Required task: Below is a block of records; return all of them exactly, but without the images.
==== Input material ====
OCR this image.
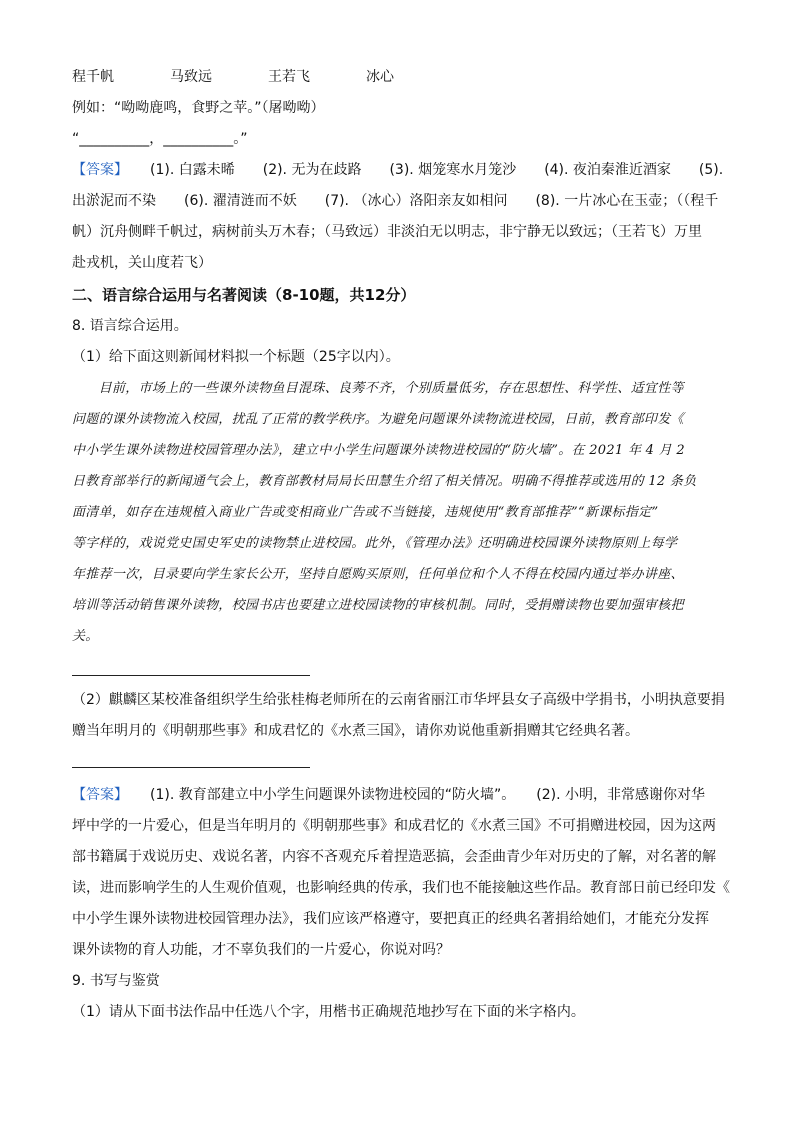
程千帆	马致远	王若飞	冰心
例如：“呦呦鹿鸣，食野之苹。”（屠呦呦）
“__________，__________。”
【答案】 (1). 白露未晞　　(2). 无为在歧路　　(3). 烟笼寒水月笼沙　　(4). 夜泊秦淮近酒家　　(5).
出淤泥而不染　　(6). 濯清涟而不妖　　(7). （冰心）洛阳亲友如相问　　(8). 一片冰心在玉壶；（（程千
帆）沉舟侧畔千帆过，病树前头万木春；（马致远）非淡泊无以明志，非宁静无以致远；（王若飞）万里
赴戎机，关山度若飞）
二、语言综合运用与名著阅读（8-10题，共12分）
8. 语言综合运用。
（1）给下面这则新闻材料拟一个标题（25字以内）。
　　目前，市场上的一些课外读物鱼目混珠、良莠不齐，个别质量低劣，存在思想性、科学性、适宜性等
问题的课外读物流入校园，扰乱了正常的教学秩序。为避免问题课外读物流进校园，日前，教育部印发《
中小学生课外读物进校园管理办法》，建立中小学生问题课外读物进校园的“防火墙”。在 2021 年 4 月 2
日教育部举行的新闻通气会上，教育部教材局局长田慧生介绍了相关情况。明确不得推荐或选用的 12 条负
面清单，如存在违规植入商业广告或变相商业广告或不当链接，违规使用“教育部推荐”“新课标指定”
等字样的，戏说党史国史军史的读物禁止进校园。此外，《管理办法》还明确进校园课外读物原则上每学
年推荐一次，目录要向学生家长公开，坚持自愿购买原则，任何单位和个人不得在校园内通过举办讲座、
培训等活动销售课外读物，校园书店也要建立进校园读物的审核机制。同时，受捐赠读物也要加强审核把
关。
（2）麒麟区某校准备组织学生给张桂梅老师所在的云南省丽江市华坪县女子高级中学捐书，小明执意要捐
赠当年明月的《明朝那些事》和成君忆的《水煮三国》，请你劝说他重新捐赠其它经典名著。
【答案】 (1). 教育部建立中小学生问题课外读物进校园的“防火墙”。　　(2). 小明，非常感谢你对华
坪中学的一片爱心，但是当年明月的《明朝那些事》和成君忆的《水煮三国》不可捐赠进校园，因为这两
部书籍属于戏说历史、戏说名著，内容不吝观充斥着捏造恶搞，会歪曲青少年对历史的了解，对名著的解
读，进而影响学生的人生观价值观，也影响经典的传承，我们也不能接触这些作品。教育部日前已经印发《
中小学生课外读物进校园管理办法》，我们应该严格遵守，要把真正的经典名著捐给她们，才能充分发挥
课外读物的育人功能，才不辜负我们的一片爱心，你说对吗？
9. 书写与鉴赏
（1）请从下面书法作品中任选八个字，用楷书正确规范地抄写在下面的米字格内。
====
Solution:
OCR this image.
程千帆	马致远	王若飞	冰心
例如：“呦呦鹿鸣，食野之苹。”（屠呦呦）
“__________，__________。”
【答案】 (1). 白露未晞　　(2). 无为在歧路　　(3). 烟笼寒水月笼沙　　(4). 夜泊秦淮近酒家　　(5).
出淤泥而不染　　(6). 濯清涟而不妖　　(7). （冰心）洛阳亲友如相问　　(8). 一片冰心在玉壶；（（程千
帆）沉舟侧畔千帆过，病树前头万木春；（马致远）非淡泊无以明志，非宁静无以致远；（王若飞）万里
赴戎机，关山度若飞）
二、语言综合运用与名著阅读（8-10题，共12分）
8. 语言综合运用。
（1）给下面这则新闻材料拟一个标题（25字以内）。
　　目前，市场上的一些课外读物鱼目混珠、良莠不齐，个别质量低劣，存在思想性、科学性、适宜性等
问题的课外读物流入校园，扰乱了正常的教学秩序。为避免问题课外读物流进校园，日前，教育部印发《
中小学生课外读物进校园管理办法》，建立中小学生问题课外读物进校园的“防火墙”。在 2021 年 4 月 2
日教育部举行的新闻通气会上，教育部教材局局长田慧生介绍了相关情况。明确不得推荐或选用的 12 条负
面清单，如存在违规植入商业广告或变相商业广告或不当链接，违规使用“教育部推荐”“新课标指定”
等字样的，戏说党史国史军史的读物禁止进校园。此外，《管理办法》还明确进校园课外读物原则上每学
年推荐一次，目录要向学生家长公开，坚持自愿购买原则，任何单位和个人不得在校园内通过举办讲座、
培训等活动销售课外读物，校园书店也要建立进校园读物的审核机制。同时，受捐赠读物也要加强审核把
关。
（2）麒麟区某校准备组织学生给张桂梅老师所在的云南省丽江市华坪县女子高级中学捐书，小明执意要捐
赠当年明月的《明朝那些事》和成君忆的《水煮三国》，请你劝说他重新捐赠其它经典名著。
【答案】 (1). 教育部建立中小学生问题课外读物进校园的“防火墙”。　　(2). 小明，非常感谢你对华
坪中学的一片爱心，但是当年明月的《明朝那些事》和成君忆的《水煮三国》不可捐赠进校园，因为这两
部书籍属于戏说历史、戏说名著，内容不吝观充斥着捏造恶搞，会歪曲青少年对历史的了解，对名著的解
读，进而影响学生的人生观价值观，也影响经典的传承，我们也不能接触这些作品。教育部日前已经印发《
中小学生课外读物进校园管理办法》，我们应该严格遵守，要把真正的经典名著捐给她们，才能充分发挥
课外读物的育人功能，才不辜负我们的一片爱心，你说对吗？
9. 书写与鉴赏
（1）请从下面书法作品中任选八个字，用楷书正确规范地抄写在下面的米字格内。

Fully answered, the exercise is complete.